What to work on: Apart from the pictures, every entry should be reproduced exactly.
"""
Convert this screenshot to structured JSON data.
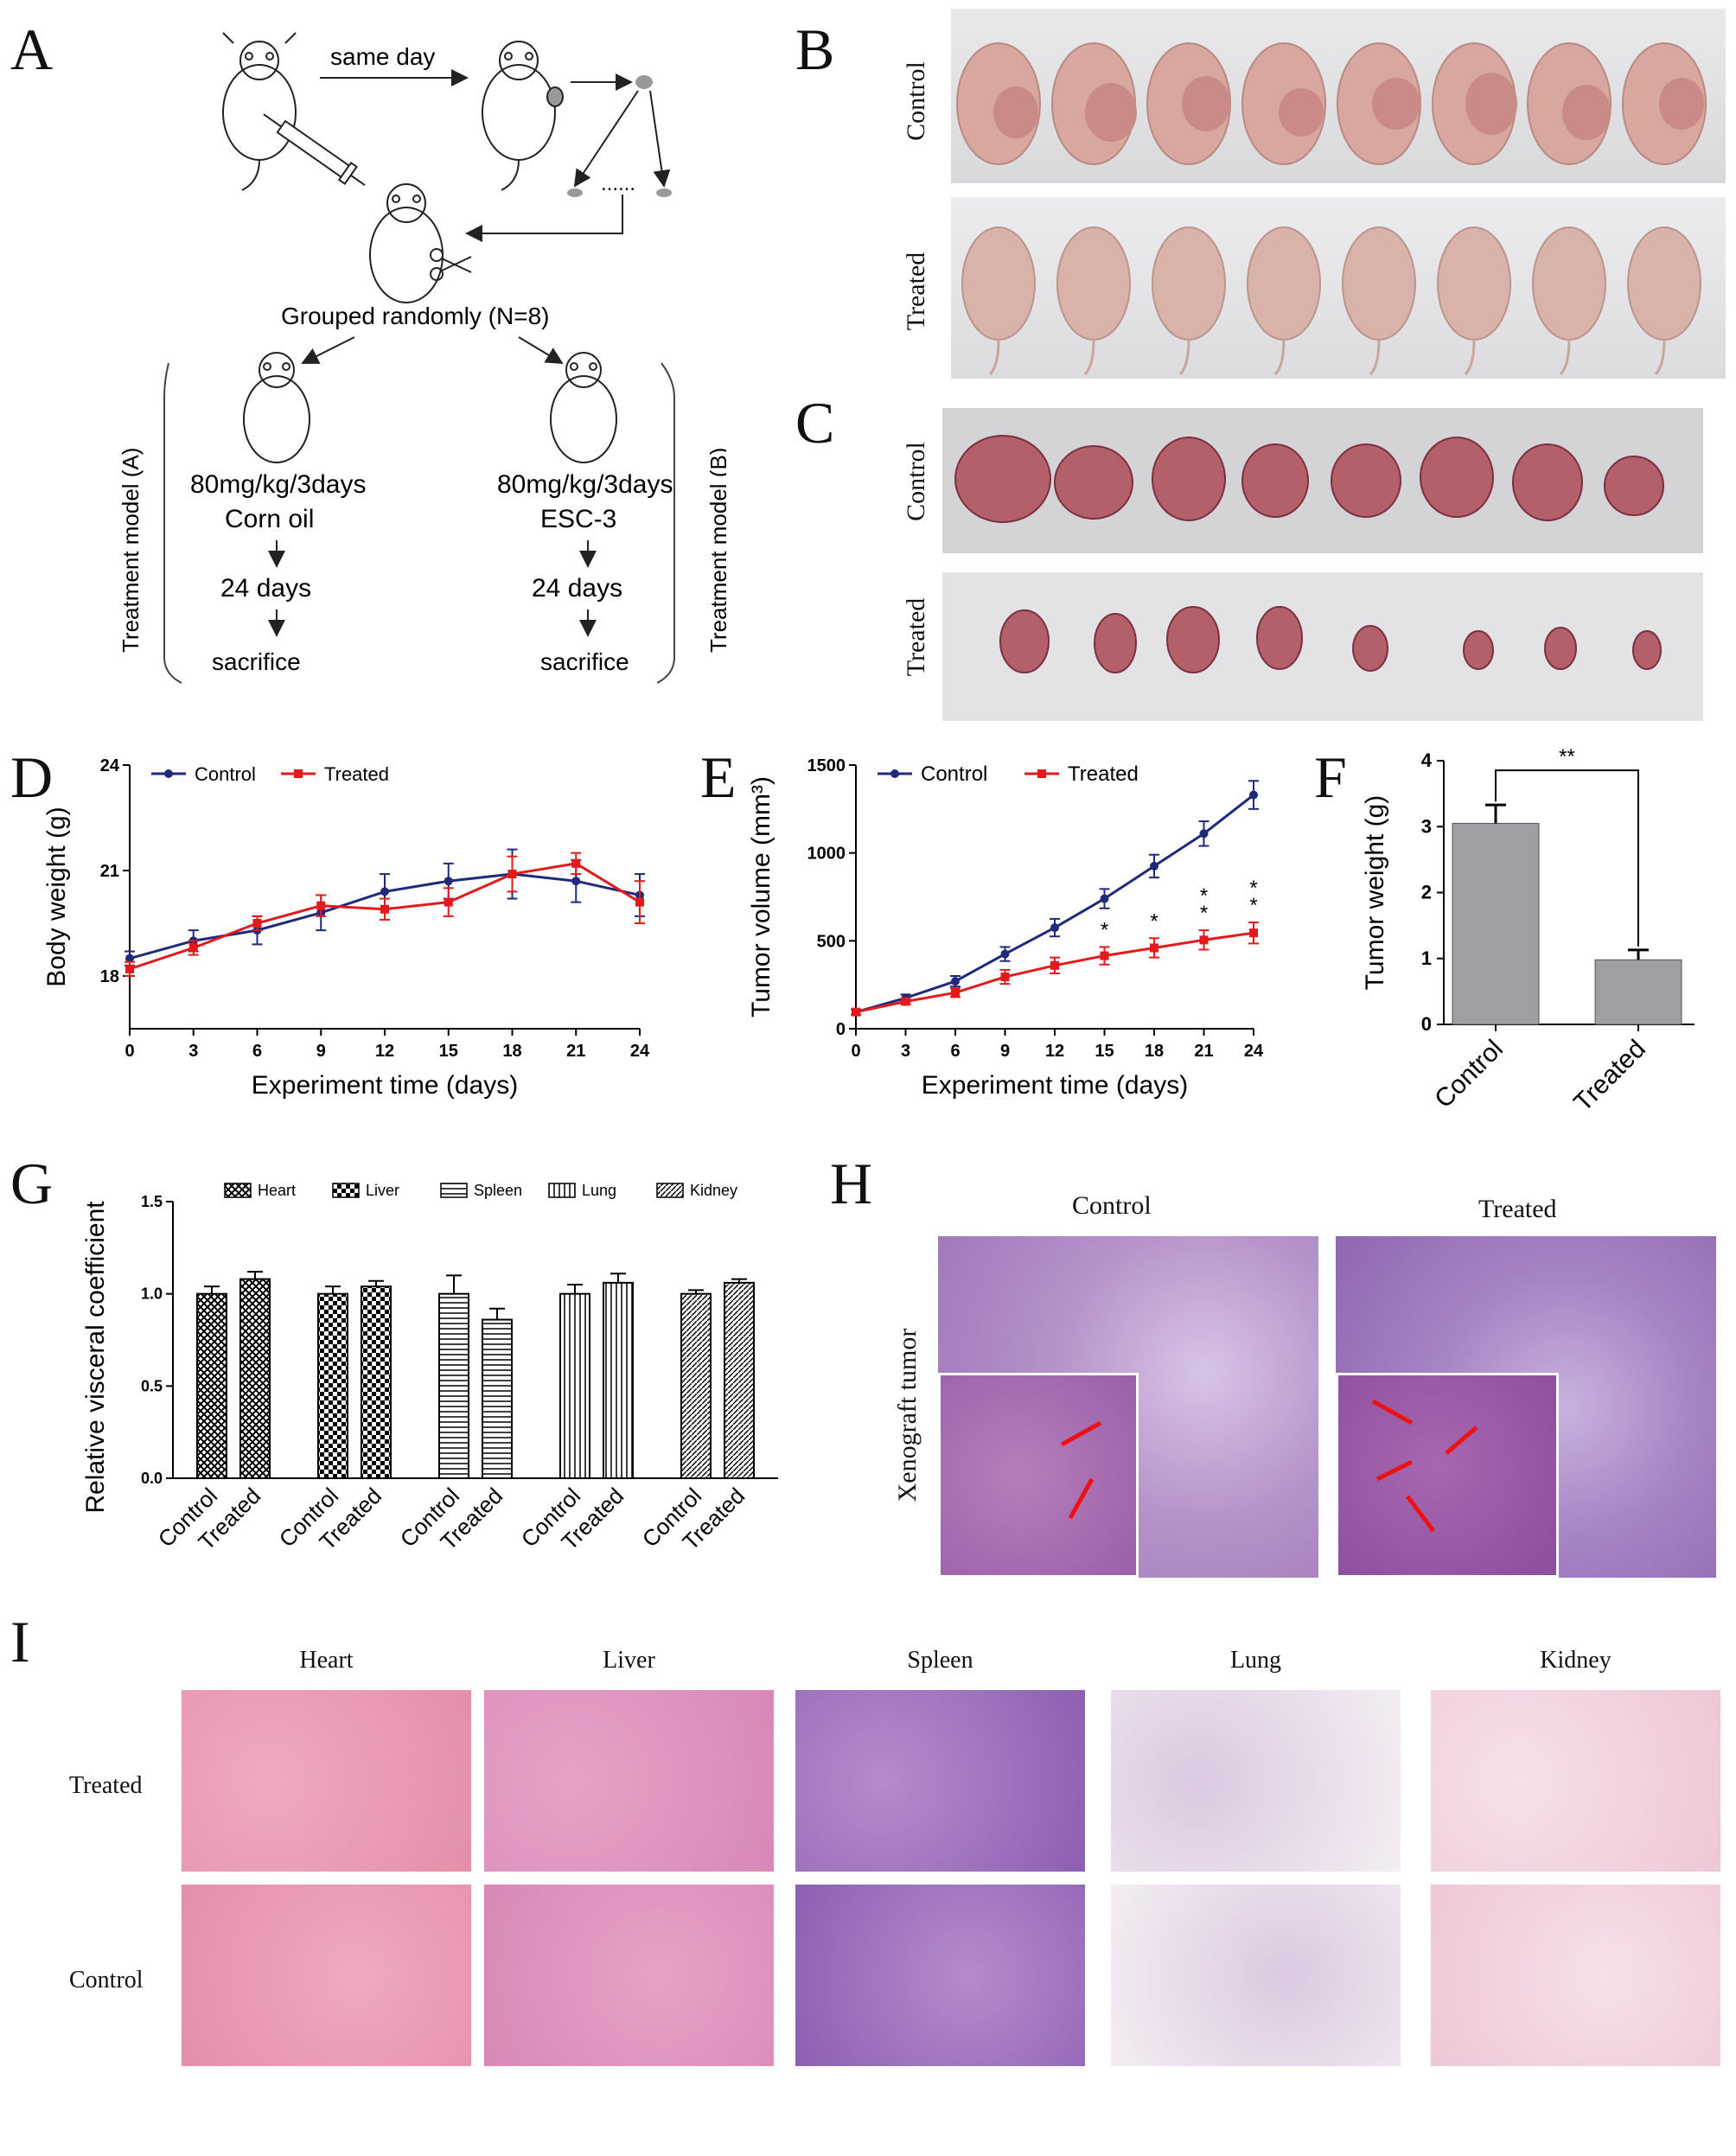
{
  "panels": {
    "A": "A",
    "B": "B",
    "C": "C",
    "D": "D",
    "E": "E",
    "F": "F",
    "G": "G",
    "H": "H",
    "I": "I"
  },
  "schematic": {
    "same_day": "same day",
    "grouped": "Grouped randomly (N=8)",
    "left_dose": "80mg/kg/3days",
    "left_agent": "Corn oil",
    "right_dose": "80mg/kg/3days",
    "right_agent": "ESC-3",
    "days": "24 days",
    "endpoint": "sacrifice",
    "left_model": "Treatment model (A)",
    "right_model": "Treatment model (B)",
    "dots": "......"
  },
  "photos": {
    "control": "Control",
    "treated": "Treated"
  },
  "histology_h": {
    "control": "Control",
    "treated": "Treated",
    "row_label": "Xenograft tumor"
  },
  "histology_i": {
    "columns": [
      "Heart",
      "Liver",
      "Spleen",
      "Lung",
      "Kidney"
    ],
    "rows": [
      "Treated",
      "Control"
    ]
  },
  "colors": {
    "control": "#1f2a7a",
    "treated": "#e31a1c",
    "bar_gray": "#9e9ea3",
    "he_pink": "#e9a7bf",
    "he_purple": "#8a5aa8"
  },
  "chart_data": [
    {
      "id": "D",
      "type": "line",
      "title": "",
      "xlabel": "Experiment time (days)",
      "ylabel": "Body weight (g)",
      "x": [
        0,
        3,
        6,
        9,
        12,
        15,
        18,
        21,
        24
      ],
      "xlim": [
        0,
        24
      ],
      "ylim": [
        16.5,
        24
      ],
      "yticks": [
        18,
        21,
        24
      ],
      "legend": "top-left",
      "series": [
        {
          "name": "Control",
          "values": [
            18.5,
            19.0,
            19.3,
            19.8,
            20.4,
            20.7,
            20.9,
            20.7,
            20.3
          ],
          "err": [
            0.2,
            0.3,
            0.4,
            0.5,
            0.5,
            0.5,
            0.7,
            0.6,
            0.6
          ]
        },
        {
          "name": "Treated",
          "values": [
            18.2,
            18.8,
            19.5,
            20.0,
            19.9,
            20.1,
            20.9,
            21.2,
            20.1
          ],
          "err": [
            0.2,
            0.2,
            0.2,
            0.3,
            0.3,
            0.4,
            0.5,
            0.3,
            0.6
          ]
        }
      ]
    },
    {
      "id": "E",
      "type": "line",
      "title": "",
      "xlabel": "Experiment time (days)",
      "ylabel": "Tumor volume (mm³)",
      "x": [
        0,
        3,
        6,
        9,
        12,
        15,
        18,
        21,
        24
      ],
      "xlim": [
        0,
        24
      ],
      "ylim": [
        0,
        1500
      ],
      "yticks": [
        0,
        500,
        1000,
        1500
      ],
      "legend": "top-left",
      "series": [
        {
          "name": "Control",
          "values": [
            95,
            175,
            270,
            425,
            575,
            740,
            925,
            1110,
            1330
          ],
          "err": [
            15,
            20,
            30,
            40,
            50,
            55,
            65,
            70,
            80
          ]
        },
        {
          "name": "Treated",
          "values": [
            95,
            155,
            205,
            295,
            360,
            415,
            460,
            505,
            545
          ],
          "err": [
            15,
            15,
            25,
            40,
            45,
            50,
            55,
            55,
            60
          ]
        }
      ],
      "significance": [
        {
          "x": 15,
          "mark": "*"
        },
        {
          "x": 18,
          "mark": "*"
        },
        {
          "x": 21,
          "mark": "**"
        },
        {
          "x": 24,
          "mark": "**"
        }
      ]
    },
    {
      "id": "F",
      "type": "bar",
      "title": "",
      "xlabel": "",
      "ylabel": "Tumor weight (g)",
      "categories": [
        "Control",
        "Treated"
      ],
      "values": [
        3.05,
        0.98
      ],
      "err": [
        0.28,
        0.15
      ],
      "ylim": [
        0,
        4
      ],
      "yticks": [
        0,
        1,
        2,
        3,
        4
      ],
      "significance": "**"
    },
    {
      "id": "G",
      "type": "bar",
      "title": "",
      "xlabel": "",
      "ylabel": "Relative visceral coefficient",
      "groups": [
        "Heart",
        "Liver",
        "Spleen",
        "Lung",
        "Kidney"
      ],
      "categories": [
        "Control",
        "Treated"
      ],
      "ylim": [
        0,
        1.5
      ],
      "yticks": [
        "0.0",
        "0.5",
        "1.0",
        "1.5"
      ],
      "legend": "top",
      "series": [
        {
          "name": "Heart",
          "values": [
            1.0,
            1.08
          ],
          "err": [
            0.04,
            0.04
          ]
        },
        {
          "name": "Liver",
          "values": [
            1.0,
            1.04
          ],
          "err": [
            0.04,
            0.03
          ]
        },
        {
          "name": "Spleen",
          "values": [
            1.0,
            0.86
          ],
          "err": [
            0.1,
            0.06
          ]
        },
        {
          "name": "Lung",
          "values": [
            1.0,
            1.06
          ],
          "err": [
            0.05,
            0.05
          ]
        },
        {
          "name": "Kidney",
          "values": [
            1.0,
            1.06
          ],
          "err": [
            0.02,
            0.02
          ]
        }
      ]
    }
  ]
}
"""
Task answer:
Convert this screenshot to structured JSON data.
{
  "panels": {
    "A": "A",
    "B": "B",
    "C": "C",
    "D": "D",
    "E": "E",
    "F": "F",
    "G": "G",
    "H": "H",
    "I": "I"
  },
  "schematic": {
    "same_day": "same day",
    "grouped": "Grouped randomly (N=8)",
    "left_dose": "80mg/kg/3days",
    "left_agent": "Corn oil",
    "right_dose": "80mg/kg/3days",
    "right_agent": "ESC-3",
    "days": "24 days",
    "endpoint": "sacrifice",
    "left_model": "Treatment model (A)",
    "right_model": "Treatment model (B)",
    "dots": "......"
  },
  "photos": {
    "control": "Control",
    "treated": "Treated"
  },
  "histology_h": {
    "control": "Control",
    "treated": "Treated",
    "row_label": "Xenograft tumor"
  },
  "histology_i": {
    "columns": [
      "Heart",
      "Liver",
      "Spleen",
      "Lung",
      "Kidney"
    ],
    "rows": [
      "Treated",
      "Control"
    ]
  },
  "colors": {
    "control": "#1f2a7a",
    "treated": "#e31a1c",
    "bar_gray": "#9e9ea3",
    "he_pink": "#e9a7bf",
    "he_purple": "#8a5aa8"
  },
  "chart_data": [
    {
      "id": "D",
      "type": "line",
      "title": "",
      "xlabel": "Experiment time (days)",
      "ylabel": "Body weight (g)",
      "x": [
        0,
        3,
        6,
        9,
        12,
        15,
        18,
        21,
        24
      ],
      "xlim": [
        0,
        24
      ],
      "ylim": [
        16.5,
        24
      ],
      "yticks": [
        18,
        21,
        24
      ],
      "legend": "top-left",
      "series": [
        {
          "name": "Control",
          "values": [
            18.5,
            19.0,
            19.3,
            19.8,
            20.4,
            20.7,
            20.9,
            20.7,
            20.3
          ],
          "err": [
            0.2,
            0.3,
            0.4,
            0.5,
            0.5,
            0.5,
            0.7,
            0.6,
            0.6
          ]
        },
        {
          "name": "Treated",
          "values": [
            18.2,
            18.8,
            19.5,
            20.0,
            19.9,
            20.1,
            20.9,
            21.2,
            20.1
          ],
          "err": [
            0.2,
            0.2,
            0.2,
            0.3,
            0.3,
            0.4,
            0.5,
            0.3,
            0.6
          ]
        }
      ]
    },
    {
      "id": "E",
      "type": "line",
      "title": "",
      "xlabel": "Experiment time (days)",
      "ylabel": "Tumor volume (mm³)",
      "x": [
        0,
        3,
        6,
        9,
        12,
        15,
        18,
        21,
        24
      ],
      "xlim": [
        0,
        24
      ],
      "ylim": [
        0,
        1500
      ],
      "yticks": [
        0,
        500,
        1000,
        1500
      ],
      "legend": "top-left",
      "series": [
        {
          "name": "Control",
          "values": [
            95,
            175,
            270,
            425,
            575,
            740,
            925,
            1110,
            1330
          ],
          "err": [
            15,
            20,
            30,
            40,
            50,
            55,
            65,
            70,
            80
          ]
        },
        {
          "name": "Treated",
          "values": [
            95,
            155,
            205,
            295,
            360,
            415,
            460,
            505,
            545
          ],
          "err": [
            15,
            15,
            25,
            40,
            45,
            50,
            55,
            55,
            60
          ]
        }
      ],
      "significance": [
        {
          "x": 15,
          "mark": "*"
        },
        {
          "x": 18,
          "mark": "*"
        },
        {
          "x": 21,
          "mark": "**"
        },
        {
          "x": 24,
          "mark": "**"
        }
      ]
    },
    {
      "id": "F",
      "type": "bar",
      "title": "",
      "xlabel": "",
      "ylabel": "Tumor weight (g)",
      "categories": [
        "Control",
        "Treated"
      ],
      "values": [
        3.05,
        0.98
      ],
      "err": [
        0.28,
        0.15
      ],
      "ylim": [
        0,
        4
      ],
      "yticks": [
        0,
        1,
        2,
        3,
        4
      ],
      "significance": "**"
    },
    {
      "id": "G",
      "type": "bar",
      "title": "",
      "xlabel": "",
      "ylabel": "Relative visceral coefficient",
      "groups": [
        "Heart",
        "Liver",
        "Spleen",
        "Lung",
        "Kidney"
      ],
      "categories": [
        "Control",
        "Treated"
      ],
      "ylim": [
        0,
        1.5
      ],
      "yticks": [
        "0.0",
        "0.5",
        "1.0",
        "1.5"
      ],
      "legend": "top",
      "series": [
        {
          "name": "Heart",
          "values": [
            1.0,
            1.08
          ],
          "err": [
            0.04,
            0.04
          ]
        },
        {
          "name": "Liver",
          "values": [
            1.0,
            1.04
          ],
          "err": [
            0.04,
            0.03
          ]
        },
        {
          "name": "Spleen",
          "values": [
            1.0,
            0.86
          ],
          "err": [
            0.1,
            0.06
          ]
        },
        {
          "name": "Lung",
          "values": [
            1.0,
            1.06
          ],
          "err": [
            0.05,
            0.05
          ]
        },
        {
          "name": "Kidney",
          "values": [
            1.0,
            1.06
          ],
          "err": [
            0.02,
            0.02
          ]
        }
      ]
    }
  ]
}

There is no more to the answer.